Write out the passage about ACE's assessment of five Coursera courses in full, word for word.

SOURCE TEXT:
■ ■ ■
Over the next few weeks, WCET will publish a series of blog posts on Massively Open Online Courses. This, the first in the series, provides a detailed explanation of how ACE (the American Council on Education) assessed five Coursera courses.

ACE represents the presidents of U.S. accredited, degree-granting institutions, which include two- and four-year colleges, private and public universities, and nonprofit and for-profit entities.

Pat Book, the author of the post, is a Former Assistant Vice President at the American Council on Education, and led the process for assessing the courses.

Highlights from the process

For those of you who wonder how the accreditation process works in the USA, this is fascinating reading. Here are some highlights from Pat Book’s post:

ACE finds itself in the awkward position of advocating for the best interests of their institutional members while at the same time serving as a shadow accrediting body distributing the ACE imprimatur (defined by those very member institutions) to a host of newly emerging for-profit ventures whose mission and goals are very different.

Reviewing academic courses taught by faculty at top tier universities was a new venture for ACE as its CREDIT recommendation service was not designed for nor … ever had been deployed for this type of review.  ACE leadership was anxious, as was Coursera, to address the major topic of discussion last year about whether or not MOOCs were credit-worthy.

The initial courses subject to ACE review were selected by Coursera in consultation with their partner universities (which included the University of California at Irvine, and Duke).  Coursera and the partner universities chose courses that were already offered on campus or were using content similar to an on-campus course.

All five courses reviewed received credit recommendations based on ACE’s review criteria.  The five courses received math and science recommendations, one at the developmental math level, that is, three-credits of pre-college, three at the lower division baccalaureate level, all three credits, and one two-credit recommendation at the  upper division baccalaureate level.  Faculty reviewed all course exhibits including learning outcomes, competencies, and assessment methods.  Faculty made suggestions regarding perquisites and offered other notes.  While ACE has recommended academic credit, it is up to each university or college to review these credit recommendations and determine how they may align with their general education requirements or degree programs.  There is no guarantee that any university of college will accept the ACE credit recommendations.
■ ■ ■
EXCERPTED DATA:
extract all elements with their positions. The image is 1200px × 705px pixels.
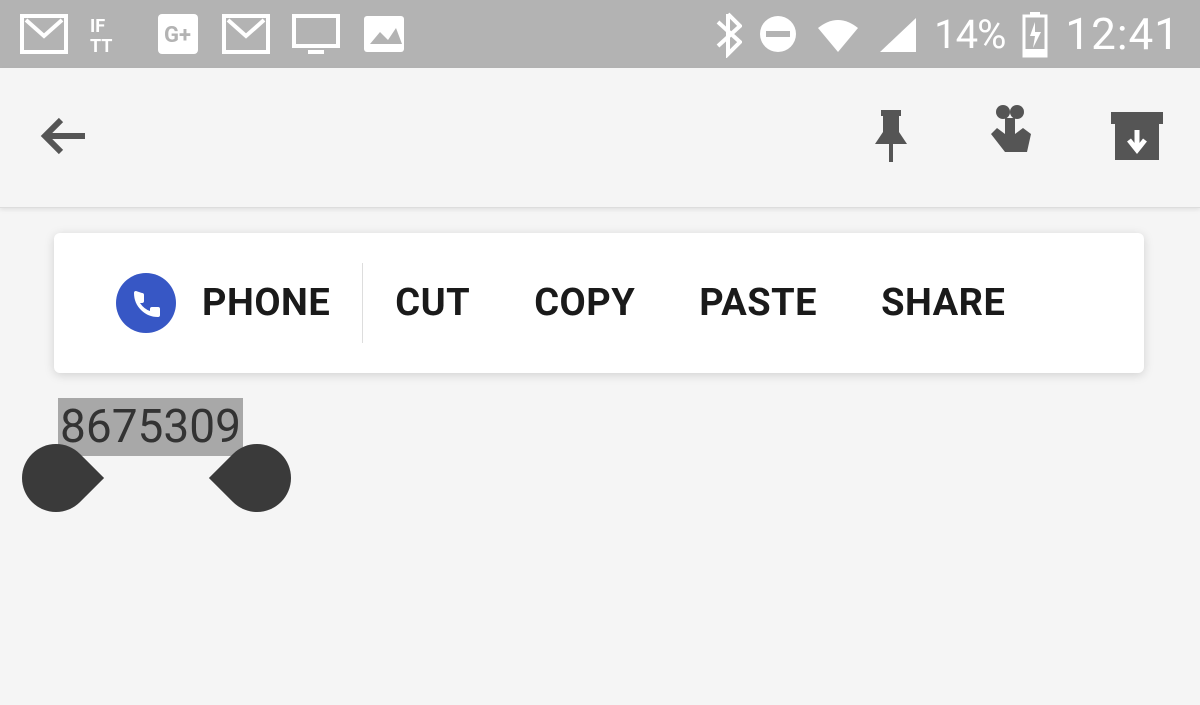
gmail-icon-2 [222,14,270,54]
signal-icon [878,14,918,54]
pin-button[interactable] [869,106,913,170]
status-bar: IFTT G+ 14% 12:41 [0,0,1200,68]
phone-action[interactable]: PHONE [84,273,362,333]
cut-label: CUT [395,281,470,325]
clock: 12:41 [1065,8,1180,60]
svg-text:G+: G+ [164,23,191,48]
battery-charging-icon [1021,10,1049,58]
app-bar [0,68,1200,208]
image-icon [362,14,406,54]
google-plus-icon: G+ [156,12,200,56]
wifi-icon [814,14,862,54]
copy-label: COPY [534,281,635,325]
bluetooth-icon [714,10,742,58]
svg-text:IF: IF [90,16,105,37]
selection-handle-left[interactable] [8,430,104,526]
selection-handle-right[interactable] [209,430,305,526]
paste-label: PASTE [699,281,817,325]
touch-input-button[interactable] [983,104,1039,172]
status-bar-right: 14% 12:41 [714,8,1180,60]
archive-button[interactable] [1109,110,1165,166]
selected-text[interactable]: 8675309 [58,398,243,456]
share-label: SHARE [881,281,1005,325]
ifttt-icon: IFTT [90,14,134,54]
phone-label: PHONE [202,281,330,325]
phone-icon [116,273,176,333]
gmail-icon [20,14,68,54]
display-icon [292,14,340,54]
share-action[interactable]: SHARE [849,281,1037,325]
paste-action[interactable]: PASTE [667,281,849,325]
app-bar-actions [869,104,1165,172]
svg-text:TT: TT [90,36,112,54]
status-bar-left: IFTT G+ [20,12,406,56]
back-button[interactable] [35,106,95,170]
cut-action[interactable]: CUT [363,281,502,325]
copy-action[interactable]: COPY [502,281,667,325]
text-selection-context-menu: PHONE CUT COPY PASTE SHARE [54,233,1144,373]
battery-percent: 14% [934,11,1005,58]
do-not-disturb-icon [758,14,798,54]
■ ■ ■
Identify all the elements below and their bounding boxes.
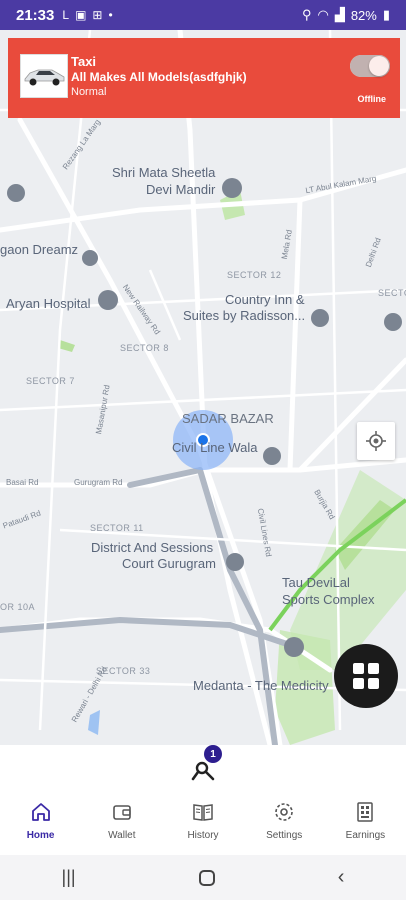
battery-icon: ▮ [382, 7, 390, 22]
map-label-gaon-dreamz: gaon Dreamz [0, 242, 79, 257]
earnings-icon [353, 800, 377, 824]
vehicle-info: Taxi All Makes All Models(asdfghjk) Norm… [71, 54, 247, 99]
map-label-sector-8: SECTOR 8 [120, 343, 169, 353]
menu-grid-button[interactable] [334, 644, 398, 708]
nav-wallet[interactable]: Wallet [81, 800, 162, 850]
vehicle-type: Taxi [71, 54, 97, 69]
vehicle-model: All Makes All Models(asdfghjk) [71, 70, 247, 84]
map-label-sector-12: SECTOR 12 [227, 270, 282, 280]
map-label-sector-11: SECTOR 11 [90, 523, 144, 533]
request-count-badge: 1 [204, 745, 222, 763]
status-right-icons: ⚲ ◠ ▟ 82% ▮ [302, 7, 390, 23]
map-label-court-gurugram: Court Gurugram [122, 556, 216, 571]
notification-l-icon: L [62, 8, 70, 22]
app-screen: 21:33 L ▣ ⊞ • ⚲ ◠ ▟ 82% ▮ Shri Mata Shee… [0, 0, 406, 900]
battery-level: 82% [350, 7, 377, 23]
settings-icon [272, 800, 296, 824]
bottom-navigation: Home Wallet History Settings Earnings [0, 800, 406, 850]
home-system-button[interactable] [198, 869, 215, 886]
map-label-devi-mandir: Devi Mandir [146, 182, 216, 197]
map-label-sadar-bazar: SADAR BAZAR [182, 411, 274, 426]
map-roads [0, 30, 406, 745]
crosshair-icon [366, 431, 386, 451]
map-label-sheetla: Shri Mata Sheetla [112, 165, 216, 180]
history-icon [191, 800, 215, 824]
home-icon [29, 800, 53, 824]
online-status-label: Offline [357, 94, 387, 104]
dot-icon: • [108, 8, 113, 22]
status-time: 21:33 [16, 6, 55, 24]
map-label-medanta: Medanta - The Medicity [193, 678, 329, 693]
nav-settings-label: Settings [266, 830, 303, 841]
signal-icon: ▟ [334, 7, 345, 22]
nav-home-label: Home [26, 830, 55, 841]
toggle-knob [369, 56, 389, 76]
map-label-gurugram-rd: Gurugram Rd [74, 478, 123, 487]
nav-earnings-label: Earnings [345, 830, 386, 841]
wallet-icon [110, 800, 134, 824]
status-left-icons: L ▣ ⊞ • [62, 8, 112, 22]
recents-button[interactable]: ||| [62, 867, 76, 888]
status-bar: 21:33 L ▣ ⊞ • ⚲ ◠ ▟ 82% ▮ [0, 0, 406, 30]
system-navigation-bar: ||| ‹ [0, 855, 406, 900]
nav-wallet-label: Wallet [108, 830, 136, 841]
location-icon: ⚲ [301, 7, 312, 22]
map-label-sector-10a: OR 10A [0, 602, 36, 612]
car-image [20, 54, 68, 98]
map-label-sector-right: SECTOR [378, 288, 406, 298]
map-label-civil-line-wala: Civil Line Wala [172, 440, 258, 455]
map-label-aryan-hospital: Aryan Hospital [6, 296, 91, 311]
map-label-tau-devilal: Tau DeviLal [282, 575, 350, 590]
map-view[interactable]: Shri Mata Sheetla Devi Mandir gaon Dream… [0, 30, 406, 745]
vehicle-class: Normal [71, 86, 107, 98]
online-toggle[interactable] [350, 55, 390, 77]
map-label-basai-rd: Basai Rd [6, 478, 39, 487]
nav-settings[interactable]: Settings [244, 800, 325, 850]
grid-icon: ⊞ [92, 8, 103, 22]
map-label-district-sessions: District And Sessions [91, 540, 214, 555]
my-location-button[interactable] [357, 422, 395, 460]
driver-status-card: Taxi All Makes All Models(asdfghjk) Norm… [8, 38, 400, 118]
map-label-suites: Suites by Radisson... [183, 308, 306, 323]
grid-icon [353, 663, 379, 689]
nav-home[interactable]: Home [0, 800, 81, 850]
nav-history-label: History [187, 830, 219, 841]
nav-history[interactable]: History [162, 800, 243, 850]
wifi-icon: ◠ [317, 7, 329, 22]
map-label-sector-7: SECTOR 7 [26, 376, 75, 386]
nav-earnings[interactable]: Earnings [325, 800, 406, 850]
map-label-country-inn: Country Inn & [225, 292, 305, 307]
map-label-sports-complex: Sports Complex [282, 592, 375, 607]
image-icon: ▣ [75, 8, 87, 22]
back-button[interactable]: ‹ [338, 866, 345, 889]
■ ■ ■
RIGHT ANSWER:
Over the next few weeks, WCET will publish a series of blog posts on Massively Open Online Courses. This, the first in the series, provides a detailed explanation of how ACE (the American Council on Education) assessed five Coursera courses.

ACE represents the presidents of U.S. accredited, degree-granting institutions, which include two- and four-year colleges, private and public universities, and nonprofit and for-profit entities.

Pat Book, the author of the post, is a Former Assistant Vice President at the American Council on Education, and led the process for assessing the courses.

Highlights from the process

For those of you who wonder how the accreditation process works in the USA, this is fascinating reading. Here are some highlights from Pat Book’s post:

ACE finds itself in the awkward position of advocating for the best interests of their institutional members while at the same time serving as a shadow accrediting body distributing the ACE imprimatur (defined by those very member institutions) to a host of newly emerging for-profit ventures whose mission and goals are very different.

Reviewing academic courses taught by faculty at top tier universities was a new venture for ACE as its CREDIT recommendation service was not designed for nor … ever had been deployed for this type of review.  ACE leadership was anxious, as was Coursera, to address the major topic of discussion last year about whether or not MOOCs were credit-worthy.

The initial courses subject to ACE review were selected by Coursera in consultation with their partner universities (which included the University of California at Irvine, and Duke).  Coursera and the partner universities chose courses that were already offered on campus or were using content similar to an on-campus course.

All five courses reviewed received credit recommendations based on ACE’s review criteria.  The five courses received math and science recommendations, one at the developmental math level, that is, three-credits of pre-college, three at the lower division baccalaureate level, all three credits, and one two-credit recommendation at the  upper division baccalaureate level.  Faculty reviewed all course exhibits including learning outcomes, competencies, and assessment methods.  Faculty made suggestions regarding perquisites and offered other notes.  While ACE has recommended academic credit, it is up to each university or college to review these credit recommendations and determine how they may align with their general education requirements or degree programs.  There is no guarantee that any university of college will accept the ACE credit recommendations.